• **SELECTED TEXT**
▬▬▬▬▬▬▬▬▬▬
Silica: 150 g of Ludox TM-50 (22 nm diameter particles, confirmed
using dynamic light scattering) varying amounts of sodium chloride
and 3 g of Na.sub.2O (all obtained from Sigma-Aldrich) were mixed
with 7.5 liters of deionized water and mixed at 500 rpm for 30
minutes. Sodium chloride was added to achieve a specific molarity.
Lastly, sodium hydroxide was added to the mixture until a pH
measurement of 11.75 was achieved.
Rinse: Sodium hydroxide was added to deionized water until a pH of
10 was achieved.
These solutions were used in the Examples below as indicated.
Example 2
Deposition of Solutions
2''.times.2'' borosilicate glass plates (obtained from
McMaster-Carr) were used as substrates. A LbL spray deposition
apparatus (modeled after the apparatuses described in US Patent
Application Publication No. US 2010/0003499 to Krogman et al., as
well as Krogman et al., Automated Process for Improved Uniformity
and Versatility of Layer-by-Layer Deposition, Langmuir 2007, 23,
3137-3141) was used to apply solutions directly to substrates. For
films of silica, solutions of polymer (4 s spray time) and silica
(4 s spray time) were alternated with rinse (10 s spray time)
applied in between. For films of buffered silica, solutions of
polymer (4 s spray time) and buffered silica (4 s spray time) were
alternated with rinse (10 s spray time) applied in between. 50
bilayers were generated for each film, with cycles of
polymer-rinse-silica-rinse or polymer-rinse-buffered silica-rinse
resulting in a single bilayer.
Example 3
Film Properties and Measurement
Experimental results were obtained using an F-10 contact UV-Vis
reflectance spectrophotometer (FILMETRICS.RTM.). Measurements were
obtained systematically across the width of the substrate at
quarter inch increments. Using the optical modeling package
(TFCalc), results for refractive indices and film thickness could
be calculated. Refractive indices for the results were 1.26+/-0.02.
Film thickness measurements at multiple points across a film are
shown in FIG. 3a for different solution conditions.
▬▬▬▬▬▬▬▬▬▬
• **TASK INSTRUCTIONS**
**a)** Decide whether each statement agrees with the passage on silica film deposition above. Answer yes or no for each, and quote the words from the passage that settle it.
(i) The rinse was made by adding sodium hydroxide to deionized water until it reached a pH of 10.
(ii) Each film was built from 100 bilayers.
(iii) The rinse was sprayed for 4 s between applications.
**b)** Pick up the passage on silica film deposition right after its final sentence and write the next part.
None of the entries has any bearing on the work here.
▬▬▬▬▬▬▬▬▬▬
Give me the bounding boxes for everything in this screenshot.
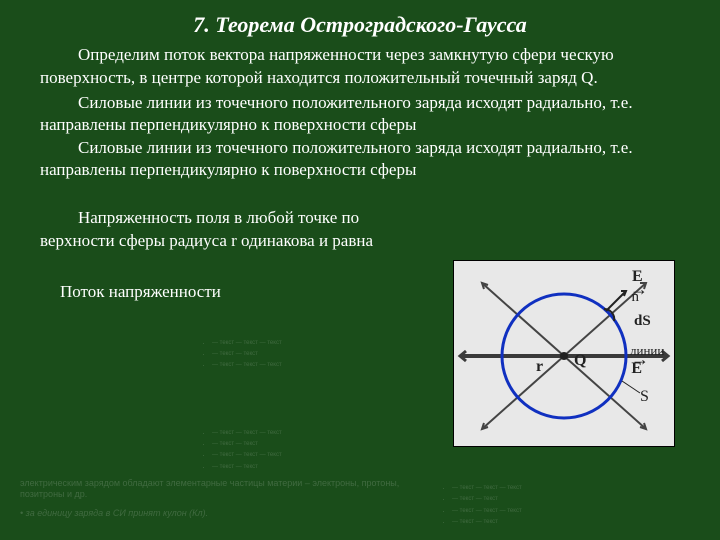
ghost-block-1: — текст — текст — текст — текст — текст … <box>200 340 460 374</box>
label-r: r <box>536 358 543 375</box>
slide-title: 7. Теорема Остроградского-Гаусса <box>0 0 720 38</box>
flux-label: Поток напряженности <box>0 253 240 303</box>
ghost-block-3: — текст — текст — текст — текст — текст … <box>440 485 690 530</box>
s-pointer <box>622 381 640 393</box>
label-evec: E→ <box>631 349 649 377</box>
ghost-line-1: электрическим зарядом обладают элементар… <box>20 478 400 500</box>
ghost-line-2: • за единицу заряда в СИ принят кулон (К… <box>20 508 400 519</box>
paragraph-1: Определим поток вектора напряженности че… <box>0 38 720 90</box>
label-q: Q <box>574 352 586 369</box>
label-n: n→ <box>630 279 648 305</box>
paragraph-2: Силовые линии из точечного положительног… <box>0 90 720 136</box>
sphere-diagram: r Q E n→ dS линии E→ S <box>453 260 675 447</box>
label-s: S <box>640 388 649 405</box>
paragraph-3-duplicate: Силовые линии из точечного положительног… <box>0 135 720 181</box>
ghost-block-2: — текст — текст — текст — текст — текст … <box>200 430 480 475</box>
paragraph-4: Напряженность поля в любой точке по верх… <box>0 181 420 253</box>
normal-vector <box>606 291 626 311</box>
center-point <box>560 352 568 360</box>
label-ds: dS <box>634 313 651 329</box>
▬▬▬▬▬▬▬▬▬▬
• **RESULTS IN ORDER**
**a)**
(i) Yes: "Sodium hydroxide was added to deionized water until a pH of 10 was achieved."
(ii) No: "50 bilayers were generated for each film"
(iii) No: "rinse (10 s spray time)"

**b)**
Average film thickness increased from 815 nm, with total variation
in thickness from 803-829 nm, to 855 nm, with total variation in
thickness from 842 nm-869 nm, an increase of about 5%, when sodium
chloride concentrations in the nanoparticle solutions was increased
from 0.03M to 0.04M. The observed increase in average film
thickness with increased salt concentration suggests that the
increased salt-induced shielding effect of electrostatic repulsion
between neighboring silica nanoparticles allows more dense packing.
This suggests that at 0.03M NaCl, the films are made of bilayers
containing nanoparticles that are not tightly packed, or as tightly
packed, as compared to higher salt concentrations. Furthermore,
significant variation in thickness across the film, with large
total variation in the thickness of the film across a small
substrate, shows that at less than optimal dense packing, there is
the possibility of decreased uniformity resulting from a greater
sensitivity to process conditions.
Increasing sodium chloride concentration to 0.045M increases the
average film thickness to 900 nm and the total variation in film
thickness of 897 nm-902 nm. The theoretical packing density for
monodisperse three dimensional hexagonally packed spheres suggests
that for a tightly packed arrangement in the limit of large numbers
of layers of spheres (for example, greater than 10) has an
effective growth rate of 0.81*d, where d is the diameter of the
sphere. At 0.045M NaCl, the film growth rate is 900 nm/50
bilayers=18.0 nm. The theoretical growth rate based on d=22 nm as
specified by Ludox TM-50 is 0.81*(22 nm)=17.8 nm. This small
variation can be explained as experimental error or the presence of
the polymer, which could contribute 2-3 angstroms of additional
thickness to the film. Therefore, the measured thickness of the
film corresponds to 0.81*d, indicating a tightly packed surface.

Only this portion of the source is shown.